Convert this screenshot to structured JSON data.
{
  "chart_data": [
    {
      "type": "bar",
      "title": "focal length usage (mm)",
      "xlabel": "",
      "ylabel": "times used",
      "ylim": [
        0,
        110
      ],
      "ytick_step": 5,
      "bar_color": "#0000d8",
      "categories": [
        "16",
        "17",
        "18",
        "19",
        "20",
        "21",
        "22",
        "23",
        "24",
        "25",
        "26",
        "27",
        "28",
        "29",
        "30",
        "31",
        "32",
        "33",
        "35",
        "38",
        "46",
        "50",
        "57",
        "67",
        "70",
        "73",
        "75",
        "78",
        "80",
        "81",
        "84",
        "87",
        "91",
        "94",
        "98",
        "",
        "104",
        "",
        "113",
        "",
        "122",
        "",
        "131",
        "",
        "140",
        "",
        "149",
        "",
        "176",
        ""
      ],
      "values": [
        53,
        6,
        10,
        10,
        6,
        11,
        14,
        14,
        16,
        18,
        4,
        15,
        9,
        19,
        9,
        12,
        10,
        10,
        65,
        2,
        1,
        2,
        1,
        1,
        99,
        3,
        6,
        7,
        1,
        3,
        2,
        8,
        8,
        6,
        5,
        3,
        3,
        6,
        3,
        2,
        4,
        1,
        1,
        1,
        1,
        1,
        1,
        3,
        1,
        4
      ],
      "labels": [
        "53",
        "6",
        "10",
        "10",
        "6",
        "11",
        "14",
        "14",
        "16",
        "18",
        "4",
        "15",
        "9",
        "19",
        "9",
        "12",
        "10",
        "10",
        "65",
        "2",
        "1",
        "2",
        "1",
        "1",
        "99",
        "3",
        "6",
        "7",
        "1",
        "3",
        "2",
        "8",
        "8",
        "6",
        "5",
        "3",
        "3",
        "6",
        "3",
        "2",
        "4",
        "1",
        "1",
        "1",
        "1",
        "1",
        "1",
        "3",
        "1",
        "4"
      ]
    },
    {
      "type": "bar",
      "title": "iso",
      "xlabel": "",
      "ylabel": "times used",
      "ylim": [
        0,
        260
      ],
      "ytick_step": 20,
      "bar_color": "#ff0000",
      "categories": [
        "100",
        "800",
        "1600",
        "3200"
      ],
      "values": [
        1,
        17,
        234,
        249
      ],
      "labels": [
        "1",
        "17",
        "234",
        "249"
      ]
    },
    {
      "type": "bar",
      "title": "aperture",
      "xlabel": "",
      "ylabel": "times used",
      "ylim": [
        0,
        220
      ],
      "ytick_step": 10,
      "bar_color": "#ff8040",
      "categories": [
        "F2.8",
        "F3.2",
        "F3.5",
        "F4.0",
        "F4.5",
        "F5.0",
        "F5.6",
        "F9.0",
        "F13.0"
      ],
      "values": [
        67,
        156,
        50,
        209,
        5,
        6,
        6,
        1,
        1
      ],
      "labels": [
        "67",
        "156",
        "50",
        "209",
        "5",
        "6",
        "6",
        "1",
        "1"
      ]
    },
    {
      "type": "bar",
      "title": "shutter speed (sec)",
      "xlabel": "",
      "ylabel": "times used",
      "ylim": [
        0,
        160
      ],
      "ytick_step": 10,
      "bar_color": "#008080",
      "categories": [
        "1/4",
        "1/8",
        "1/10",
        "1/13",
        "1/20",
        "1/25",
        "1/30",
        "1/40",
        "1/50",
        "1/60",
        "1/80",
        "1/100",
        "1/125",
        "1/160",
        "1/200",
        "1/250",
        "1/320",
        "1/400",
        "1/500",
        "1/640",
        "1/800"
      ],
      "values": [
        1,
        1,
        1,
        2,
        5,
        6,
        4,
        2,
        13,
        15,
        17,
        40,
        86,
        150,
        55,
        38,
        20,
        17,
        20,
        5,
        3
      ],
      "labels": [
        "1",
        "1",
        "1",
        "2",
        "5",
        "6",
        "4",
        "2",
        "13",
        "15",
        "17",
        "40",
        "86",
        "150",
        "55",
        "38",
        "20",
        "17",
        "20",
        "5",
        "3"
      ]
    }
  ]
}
____
* Aim of the task *
What is needed here is an exact reproduction of all the entries.

* Problem solution *
Convert this screenshot to structured JSON data.
{
  "chart_data": [
    {
      "type": "bar",
      "title": "focal length usage (mm)",
      "xlabel": "",
      "ylabel": "times used",
      "ylim": [
        0,
        110
      ],
      "ytick_step": 5,
      "bar_color": "#0000d8",
      "categories": [
        "16",
        "17",
        "18",
        "19",
        "20",
        "21",
        "22",
        "23",
        "24",
        "25",
        "26",
        "27",
        "28",
        "29",
        "30",
        "31",
        "32",
        "33",
        "35",
        "38",
        "46",
        "50",
        "57",
        "67",
        "70",
        "73",
        "75",
        "78",
        "80",
        "81",
        "84",
        "87",
        "91",
        "94",
        "98",
        "",
        "104",
        "",
        "113",
        "",
        "122",
        "",
        "131",
        "",
        "140",
        "",
        "149",
        "",
        "176",
        ""
      ],
      "values": [
        53,
        6,
        10,
        10,
        6,
        11,
        14,
        14,
        16,
        18,
        4,
        15,
        9,
        19,
        9,
        12,
        10,
        10,
        65,
        2,
        1,
        2,
        1,
        1,
        99,
        3,
        6,
        7,
        1,
        3,
        2,
        8,
        8,
        6,
        5,
        3,
        3,
        6,
        3,
        2,
        4,
        1,
        1,
        1,
        1,
        1,
        1,
        3,
        1,
        4
      ],
      "labels": [
        "53",
        "6",
        "10",
        "10",
        "6",
        "11",
        "14",
        "14",
        "16",
        "18",
        "4",
        "15",
        "9",
        "19",
        "9",
        "12",
        "10",
        "10",
        "65",
        "2",
        "1",
        "2",
        "1",
        "1",
        "99",
        "3",
        "6",
        "7",
        "1",
        "3",
        "2",
        "8",
        "8",
        "6",
        "5",
        "3",
        "3",
        "6",
        "3",
        "2",
        "4",
        "1",
        "1",
        "1",
        "1",
        "1",
        "1",
        "3",
        "1",
        "4"
      ]
    },
    {
      "type": "bar",
      "title": "iso",
      "xlabel": "",
      "ylabel": "times used",
      "ylim": [
        0,
        260
      ],
      "ytick_step": 20,
      "bar_color": "#ff0000",
      "categories": [
        "100",
        "800",
        "1600",
        "3200"
      ],
      "values": [
        1,
        17,
        234,
        249
      ],
      "labels": [
        "1",
        "17",
        "234",
        "249"
      ]
    },
    {
      "type": "bar",
      "title": "aperture",
      "xlabel": "",
      "ylabel": "times used",
      "ylim": [
        0,
        220
      ],
      "ytick_step": 10,
      "bar_color": "#ff8040",
      "categories": [
        "F2.8",
        "F3.2",
        "F3.5",
        "F4.0",
        "F4.5",
        "F5.0",
        "F5.6",
        "F9.0",
        "F13.0"
      ],
      "values": [
        67,
        156,
        50,
        209,
        5,
        6,
        6,
        1,
        1
      ],
      "labels": [
        "67",
        "156",
        "50",
        "209",
        "5",
        "6",
        "6",
        "1",
        "1"
      ]
    },
    {
      "type": "bar",
      "title": "shutter speed (sec)",
      "xlabel": "",
      "ylabel": "times used",
      "ylim": [
        0,
        160
      ],
      "ytick_step": 10,
      "bar_color": "#008080",
      "categories": [
        "1/4",
        "1/8",
        "1/10",
        "1/13",
        "1/20",
        "1/25",
        "1/30",
        "1/40",
        "1/50",
        "1/60",
        "1/80",
        "1/100",
        "1/125",
        "1/160",
        "1/200",
        "1/250",
        "1/320",
        "1/400",
        "1/500",
        "1/640",
        "1/800"
      ],
      "values": [
        1,
        1,
        1,
        2,
        5,
        6,
        4,
        2,
        13,
        15,
        17,
        40,
        86,
        150,
        55,
        38,
        20,
        17,
        20,
        5,
        3
      ],
      "labels": [
        "1",
        "1",
        "1",
        "2",
        "5",
        "6",
        "4",
        "2",
        "13",
        "15",
        "17",
        "40",
        "86",
        "150",
        "55",
        "38",
        "20",
        "17",
        "20",
        "5",
        "3"
      ]
    }
  ]
}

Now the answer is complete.